▸ Exercise task
In the entries below, identify every line with the string "supplies" and copy it.

▸ Records
## START
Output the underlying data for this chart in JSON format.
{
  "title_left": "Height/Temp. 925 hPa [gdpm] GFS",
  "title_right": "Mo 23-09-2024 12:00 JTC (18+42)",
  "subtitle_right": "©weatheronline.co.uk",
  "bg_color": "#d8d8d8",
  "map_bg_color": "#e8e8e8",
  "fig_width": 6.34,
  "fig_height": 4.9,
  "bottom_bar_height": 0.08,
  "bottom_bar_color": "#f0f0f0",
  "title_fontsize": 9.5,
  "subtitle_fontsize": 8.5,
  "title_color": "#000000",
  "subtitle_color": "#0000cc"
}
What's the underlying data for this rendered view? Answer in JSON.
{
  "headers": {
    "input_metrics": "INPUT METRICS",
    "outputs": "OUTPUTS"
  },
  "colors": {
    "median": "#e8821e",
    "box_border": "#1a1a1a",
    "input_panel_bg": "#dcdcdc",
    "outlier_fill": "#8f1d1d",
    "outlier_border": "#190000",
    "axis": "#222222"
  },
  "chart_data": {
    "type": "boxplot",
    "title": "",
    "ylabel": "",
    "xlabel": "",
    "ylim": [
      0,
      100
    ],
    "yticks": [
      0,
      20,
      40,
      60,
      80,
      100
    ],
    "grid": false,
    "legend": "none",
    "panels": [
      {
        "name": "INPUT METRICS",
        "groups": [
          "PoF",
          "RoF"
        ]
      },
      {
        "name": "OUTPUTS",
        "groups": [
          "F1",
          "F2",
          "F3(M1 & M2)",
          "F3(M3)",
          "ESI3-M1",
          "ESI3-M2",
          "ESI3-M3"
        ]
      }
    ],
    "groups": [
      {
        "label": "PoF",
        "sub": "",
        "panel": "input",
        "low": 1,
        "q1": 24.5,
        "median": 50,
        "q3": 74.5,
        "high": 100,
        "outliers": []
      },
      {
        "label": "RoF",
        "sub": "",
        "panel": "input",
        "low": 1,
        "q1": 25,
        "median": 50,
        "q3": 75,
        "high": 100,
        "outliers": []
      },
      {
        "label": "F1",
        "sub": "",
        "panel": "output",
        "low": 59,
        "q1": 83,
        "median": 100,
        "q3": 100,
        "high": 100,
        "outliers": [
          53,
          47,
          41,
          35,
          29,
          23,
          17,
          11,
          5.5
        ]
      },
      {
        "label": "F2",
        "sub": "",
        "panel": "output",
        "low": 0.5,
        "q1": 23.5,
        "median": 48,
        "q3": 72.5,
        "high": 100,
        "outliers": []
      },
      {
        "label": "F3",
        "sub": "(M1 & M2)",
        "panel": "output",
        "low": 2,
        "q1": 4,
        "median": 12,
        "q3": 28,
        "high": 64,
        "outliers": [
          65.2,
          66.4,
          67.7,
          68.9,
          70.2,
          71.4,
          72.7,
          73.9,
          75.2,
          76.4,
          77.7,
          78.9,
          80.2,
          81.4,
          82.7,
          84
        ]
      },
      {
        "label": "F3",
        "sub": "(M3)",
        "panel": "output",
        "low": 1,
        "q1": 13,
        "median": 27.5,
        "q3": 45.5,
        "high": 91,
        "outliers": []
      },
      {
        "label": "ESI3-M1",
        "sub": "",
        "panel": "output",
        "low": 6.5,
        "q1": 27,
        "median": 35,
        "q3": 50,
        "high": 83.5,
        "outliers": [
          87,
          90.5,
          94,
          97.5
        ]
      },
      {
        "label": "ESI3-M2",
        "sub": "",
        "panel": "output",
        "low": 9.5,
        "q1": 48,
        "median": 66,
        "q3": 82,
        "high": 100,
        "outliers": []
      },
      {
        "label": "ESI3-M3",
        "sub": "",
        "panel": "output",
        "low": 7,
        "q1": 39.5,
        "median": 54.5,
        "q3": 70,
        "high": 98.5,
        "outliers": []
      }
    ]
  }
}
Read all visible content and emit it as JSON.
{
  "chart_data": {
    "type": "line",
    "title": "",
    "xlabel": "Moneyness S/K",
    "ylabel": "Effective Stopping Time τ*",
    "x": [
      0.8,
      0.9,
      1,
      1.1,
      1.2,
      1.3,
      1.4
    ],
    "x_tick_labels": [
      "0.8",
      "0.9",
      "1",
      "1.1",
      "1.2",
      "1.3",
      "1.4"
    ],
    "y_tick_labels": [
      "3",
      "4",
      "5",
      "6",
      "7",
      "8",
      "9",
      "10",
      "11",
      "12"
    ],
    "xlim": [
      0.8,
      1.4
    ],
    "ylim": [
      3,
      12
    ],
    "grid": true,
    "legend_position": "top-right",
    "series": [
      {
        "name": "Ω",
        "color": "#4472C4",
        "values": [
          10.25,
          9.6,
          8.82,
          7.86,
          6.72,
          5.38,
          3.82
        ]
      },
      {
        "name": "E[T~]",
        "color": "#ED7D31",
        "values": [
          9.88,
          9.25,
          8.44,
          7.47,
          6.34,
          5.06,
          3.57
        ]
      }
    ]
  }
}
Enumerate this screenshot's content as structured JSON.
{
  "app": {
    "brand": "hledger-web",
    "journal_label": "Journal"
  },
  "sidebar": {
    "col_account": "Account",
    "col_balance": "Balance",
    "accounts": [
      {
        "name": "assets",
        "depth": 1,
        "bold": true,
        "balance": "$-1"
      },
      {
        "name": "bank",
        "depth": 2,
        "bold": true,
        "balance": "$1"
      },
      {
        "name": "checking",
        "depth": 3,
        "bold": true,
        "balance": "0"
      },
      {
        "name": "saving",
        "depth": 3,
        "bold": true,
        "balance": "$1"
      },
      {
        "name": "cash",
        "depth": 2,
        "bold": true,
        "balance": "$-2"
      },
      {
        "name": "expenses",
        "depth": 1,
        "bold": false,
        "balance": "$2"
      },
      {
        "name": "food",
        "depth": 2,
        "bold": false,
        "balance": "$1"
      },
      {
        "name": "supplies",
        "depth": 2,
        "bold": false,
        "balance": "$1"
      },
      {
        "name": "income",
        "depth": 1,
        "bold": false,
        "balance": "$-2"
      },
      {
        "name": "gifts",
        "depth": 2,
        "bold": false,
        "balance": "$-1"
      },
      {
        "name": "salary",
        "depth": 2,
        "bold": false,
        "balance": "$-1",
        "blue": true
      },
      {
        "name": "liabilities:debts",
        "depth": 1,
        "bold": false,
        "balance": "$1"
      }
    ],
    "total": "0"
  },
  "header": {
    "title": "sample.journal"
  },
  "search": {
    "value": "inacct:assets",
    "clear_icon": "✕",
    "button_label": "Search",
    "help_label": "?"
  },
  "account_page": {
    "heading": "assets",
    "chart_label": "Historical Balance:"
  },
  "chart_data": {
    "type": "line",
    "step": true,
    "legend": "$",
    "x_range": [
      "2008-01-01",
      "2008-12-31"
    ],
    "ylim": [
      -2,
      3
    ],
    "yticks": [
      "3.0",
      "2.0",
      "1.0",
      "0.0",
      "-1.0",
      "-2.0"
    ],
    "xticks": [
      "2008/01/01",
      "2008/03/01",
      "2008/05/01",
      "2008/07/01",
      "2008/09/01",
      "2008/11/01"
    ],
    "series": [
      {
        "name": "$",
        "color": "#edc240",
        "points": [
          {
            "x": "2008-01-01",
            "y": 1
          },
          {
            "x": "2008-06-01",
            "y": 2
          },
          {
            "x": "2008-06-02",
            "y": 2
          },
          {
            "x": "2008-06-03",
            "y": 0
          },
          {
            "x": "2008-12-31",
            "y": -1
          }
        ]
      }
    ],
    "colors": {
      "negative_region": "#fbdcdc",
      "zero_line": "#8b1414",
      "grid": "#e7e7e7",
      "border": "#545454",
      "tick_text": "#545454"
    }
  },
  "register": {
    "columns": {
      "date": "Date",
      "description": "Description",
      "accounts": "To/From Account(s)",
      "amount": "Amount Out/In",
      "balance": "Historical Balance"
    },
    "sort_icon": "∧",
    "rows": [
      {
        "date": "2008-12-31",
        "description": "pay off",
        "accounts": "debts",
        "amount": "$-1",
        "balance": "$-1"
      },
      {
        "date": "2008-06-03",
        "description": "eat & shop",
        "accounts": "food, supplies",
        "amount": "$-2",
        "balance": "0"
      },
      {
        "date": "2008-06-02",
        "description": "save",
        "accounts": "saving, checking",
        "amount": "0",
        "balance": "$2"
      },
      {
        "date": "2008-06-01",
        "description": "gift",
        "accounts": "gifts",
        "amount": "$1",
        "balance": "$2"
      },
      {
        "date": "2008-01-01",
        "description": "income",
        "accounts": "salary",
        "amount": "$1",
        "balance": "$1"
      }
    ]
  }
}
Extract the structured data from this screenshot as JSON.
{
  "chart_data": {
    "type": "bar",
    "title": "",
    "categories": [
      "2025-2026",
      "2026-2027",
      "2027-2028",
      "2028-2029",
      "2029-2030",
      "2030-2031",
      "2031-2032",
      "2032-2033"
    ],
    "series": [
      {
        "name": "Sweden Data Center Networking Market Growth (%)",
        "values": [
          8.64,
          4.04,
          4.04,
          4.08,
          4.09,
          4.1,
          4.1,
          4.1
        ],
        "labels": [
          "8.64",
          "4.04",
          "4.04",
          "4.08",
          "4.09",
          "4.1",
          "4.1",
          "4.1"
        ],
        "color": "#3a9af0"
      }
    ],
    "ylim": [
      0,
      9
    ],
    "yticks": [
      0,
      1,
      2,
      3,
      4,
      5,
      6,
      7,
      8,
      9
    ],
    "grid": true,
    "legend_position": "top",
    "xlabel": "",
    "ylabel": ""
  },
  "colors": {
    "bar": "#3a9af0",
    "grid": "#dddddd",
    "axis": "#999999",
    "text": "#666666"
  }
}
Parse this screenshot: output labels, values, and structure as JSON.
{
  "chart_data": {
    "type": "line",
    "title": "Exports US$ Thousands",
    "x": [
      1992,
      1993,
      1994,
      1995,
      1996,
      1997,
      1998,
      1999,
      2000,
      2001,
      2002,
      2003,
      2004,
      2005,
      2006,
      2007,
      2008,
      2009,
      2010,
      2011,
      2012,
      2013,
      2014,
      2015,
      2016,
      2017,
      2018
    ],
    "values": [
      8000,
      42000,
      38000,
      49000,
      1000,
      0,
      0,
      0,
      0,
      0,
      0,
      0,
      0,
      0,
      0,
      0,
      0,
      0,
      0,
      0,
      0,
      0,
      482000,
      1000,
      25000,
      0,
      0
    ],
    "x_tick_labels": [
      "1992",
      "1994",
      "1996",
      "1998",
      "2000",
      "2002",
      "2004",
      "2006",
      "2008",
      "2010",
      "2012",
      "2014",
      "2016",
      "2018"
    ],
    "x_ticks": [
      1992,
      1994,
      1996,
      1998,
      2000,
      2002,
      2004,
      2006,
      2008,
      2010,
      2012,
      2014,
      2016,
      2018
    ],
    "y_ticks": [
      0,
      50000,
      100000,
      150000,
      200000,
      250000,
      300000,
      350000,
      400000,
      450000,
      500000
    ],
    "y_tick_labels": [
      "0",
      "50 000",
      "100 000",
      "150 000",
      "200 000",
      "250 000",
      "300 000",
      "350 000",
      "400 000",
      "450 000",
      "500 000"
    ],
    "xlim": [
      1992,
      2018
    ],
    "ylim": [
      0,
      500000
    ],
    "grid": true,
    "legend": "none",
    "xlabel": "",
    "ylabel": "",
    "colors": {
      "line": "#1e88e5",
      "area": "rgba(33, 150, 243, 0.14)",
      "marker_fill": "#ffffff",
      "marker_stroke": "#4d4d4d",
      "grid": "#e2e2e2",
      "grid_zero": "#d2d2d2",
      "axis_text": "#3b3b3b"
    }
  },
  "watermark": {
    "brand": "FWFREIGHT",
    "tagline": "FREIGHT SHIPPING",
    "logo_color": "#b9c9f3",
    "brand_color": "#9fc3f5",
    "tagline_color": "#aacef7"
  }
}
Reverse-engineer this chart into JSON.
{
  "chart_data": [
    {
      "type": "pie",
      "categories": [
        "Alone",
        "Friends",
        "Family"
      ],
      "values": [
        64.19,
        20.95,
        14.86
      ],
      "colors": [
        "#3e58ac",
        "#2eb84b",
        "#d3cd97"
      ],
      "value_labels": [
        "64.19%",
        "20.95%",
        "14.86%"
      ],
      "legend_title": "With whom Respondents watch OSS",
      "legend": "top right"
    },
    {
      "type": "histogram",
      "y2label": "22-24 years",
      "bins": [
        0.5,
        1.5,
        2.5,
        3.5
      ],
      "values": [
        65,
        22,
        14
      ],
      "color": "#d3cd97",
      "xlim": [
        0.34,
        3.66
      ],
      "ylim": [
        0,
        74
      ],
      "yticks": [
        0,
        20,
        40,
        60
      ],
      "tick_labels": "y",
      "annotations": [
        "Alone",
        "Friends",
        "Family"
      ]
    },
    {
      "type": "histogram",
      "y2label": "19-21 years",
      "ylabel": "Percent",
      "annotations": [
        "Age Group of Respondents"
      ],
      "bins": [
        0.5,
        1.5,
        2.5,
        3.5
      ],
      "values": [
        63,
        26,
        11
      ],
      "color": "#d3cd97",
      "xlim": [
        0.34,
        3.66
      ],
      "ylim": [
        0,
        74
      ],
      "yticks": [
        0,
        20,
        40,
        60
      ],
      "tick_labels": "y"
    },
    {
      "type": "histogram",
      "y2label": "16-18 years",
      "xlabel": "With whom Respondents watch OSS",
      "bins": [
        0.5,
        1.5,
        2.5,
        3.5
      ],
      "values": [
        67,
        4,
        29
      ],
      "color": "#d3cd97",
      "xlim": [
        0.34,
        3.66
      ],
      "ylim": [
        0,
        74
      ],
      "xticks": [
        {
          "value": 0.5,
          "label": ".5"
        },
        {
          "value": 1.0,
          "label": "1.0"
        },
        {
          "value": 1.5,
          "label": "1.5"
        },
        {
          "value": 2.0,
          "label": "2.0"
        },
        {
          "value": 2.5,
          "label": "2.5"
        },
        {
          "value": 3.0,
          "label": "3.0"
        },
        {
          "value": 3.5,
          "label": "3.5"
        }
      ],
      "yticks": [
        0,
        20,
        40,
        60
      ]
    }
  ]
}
## END
▸ Exercise result
        "name": "supplies",
        "accounts": "food, supplies",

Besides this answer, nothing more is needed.